Records to use =>
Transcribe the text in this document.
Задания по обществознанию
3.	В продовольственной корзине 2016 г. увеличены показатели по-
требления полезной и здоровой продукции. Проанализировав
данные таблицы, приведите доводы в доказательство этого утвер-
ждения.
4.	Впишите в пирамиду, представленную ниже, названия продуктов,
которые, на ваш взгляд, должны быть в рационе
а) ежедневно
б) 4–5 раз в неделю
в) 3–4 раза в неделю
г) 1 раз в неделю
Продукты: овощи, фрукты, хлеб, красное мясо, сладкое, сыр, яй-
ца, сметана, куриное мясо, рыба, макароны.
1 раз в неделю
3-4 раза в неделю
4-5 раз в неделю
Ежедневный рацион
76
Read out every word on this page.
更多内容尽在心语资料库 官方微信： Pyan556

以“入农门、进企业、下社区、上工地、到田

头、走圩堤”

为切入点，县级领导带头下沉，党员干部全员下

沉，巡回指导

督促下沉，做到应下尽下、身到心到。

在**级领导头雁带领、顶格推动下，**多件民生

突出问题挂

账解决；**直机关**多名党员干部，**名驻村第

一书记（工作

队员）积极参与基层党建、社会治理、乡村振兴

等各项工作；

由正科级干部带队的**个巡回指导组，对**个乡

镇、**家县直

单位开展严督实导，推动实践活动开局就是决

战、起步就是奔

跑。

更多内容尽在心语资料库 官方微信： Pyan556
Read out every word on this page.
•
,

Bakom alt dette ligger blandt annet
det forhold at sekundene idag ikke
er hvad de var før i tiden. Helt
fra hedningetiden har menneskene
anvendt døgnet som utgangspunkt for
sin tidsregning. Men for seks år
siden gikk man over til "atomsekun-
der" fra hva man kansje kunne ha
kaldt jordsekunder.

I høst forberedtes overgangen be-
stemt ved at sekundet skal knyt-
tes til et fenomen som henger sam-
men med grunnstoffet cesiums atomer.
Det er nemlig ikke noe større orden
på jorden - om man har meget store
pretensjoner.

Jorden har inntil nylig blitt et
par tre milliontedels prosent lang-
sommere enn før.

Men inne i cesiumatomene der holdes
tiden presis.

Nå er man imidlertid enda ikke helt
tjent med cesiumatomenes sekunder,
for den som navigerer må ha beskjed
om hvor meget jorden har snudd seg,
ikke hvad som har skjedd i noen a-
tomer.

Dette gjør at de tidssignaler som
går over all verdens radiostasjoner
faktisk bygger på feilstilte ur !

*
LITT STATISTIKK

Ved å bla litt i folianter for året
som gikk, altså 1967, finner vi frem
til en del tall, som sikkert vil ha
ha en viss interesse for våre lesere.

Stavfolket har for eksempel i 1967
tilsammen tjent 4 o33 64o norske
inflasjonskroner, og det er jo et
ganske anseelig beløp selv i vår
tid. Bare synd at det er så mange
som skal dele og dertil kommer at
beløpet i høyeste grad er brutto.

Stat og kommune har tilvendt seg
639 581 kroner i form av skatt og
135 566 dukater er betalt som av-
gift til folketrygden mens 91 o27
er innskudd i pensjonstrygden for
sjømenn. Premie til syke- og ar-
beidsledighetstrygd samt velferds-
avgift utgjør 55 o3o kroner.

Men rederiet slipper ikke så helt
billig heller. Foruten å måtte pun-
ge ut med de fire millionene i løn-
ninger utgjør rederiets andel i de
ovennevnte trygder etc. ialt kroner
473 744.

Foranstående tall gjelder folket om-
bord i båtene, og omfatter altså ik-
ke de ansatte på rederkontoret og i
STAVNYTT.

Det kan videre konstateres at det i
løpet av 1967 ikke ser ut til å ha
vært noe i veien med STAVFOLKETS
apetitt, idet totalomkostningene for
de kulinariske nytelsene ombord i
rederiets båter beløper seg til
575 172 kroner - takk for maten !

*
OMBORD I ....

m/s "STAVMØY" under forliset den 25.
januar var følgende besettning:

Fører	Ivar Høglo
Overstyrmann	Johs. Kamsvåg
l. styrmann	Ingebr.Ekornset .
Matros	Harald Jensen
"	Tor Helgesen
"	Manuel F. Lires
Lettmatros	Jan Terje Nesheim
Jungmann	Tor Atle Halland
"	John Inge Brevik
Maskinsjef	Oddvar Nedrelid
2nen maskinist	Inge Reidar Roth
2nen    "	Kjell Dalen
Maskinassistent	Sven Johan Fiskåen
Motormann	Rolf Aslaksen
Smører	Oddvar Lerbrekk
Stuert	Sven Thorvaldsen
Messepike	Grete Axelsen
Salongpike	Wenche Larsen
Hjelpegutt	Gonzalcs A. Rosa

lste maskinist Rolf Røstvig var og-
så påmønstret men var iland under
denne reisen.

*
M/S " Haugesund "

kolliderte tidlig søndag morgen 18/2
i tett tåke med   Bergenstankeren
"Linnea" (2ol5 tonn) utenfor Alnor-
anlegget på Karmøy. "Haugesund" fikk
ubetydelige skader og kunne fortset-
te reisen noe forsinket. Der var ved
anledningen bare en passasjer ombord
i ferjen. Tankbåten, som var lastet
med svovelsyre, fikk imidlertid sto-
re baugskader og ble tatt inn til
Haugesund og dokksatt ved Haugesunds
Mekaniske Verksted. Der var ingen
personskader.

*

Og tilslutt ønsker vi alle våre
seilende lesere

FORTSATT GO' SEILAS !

What is needed => In the records above, locate every line with the string "altså" and copy it.

Task solution =>
som gikk, altså 1967, finner vi frem
bord i båtene, og omfatter altså ik-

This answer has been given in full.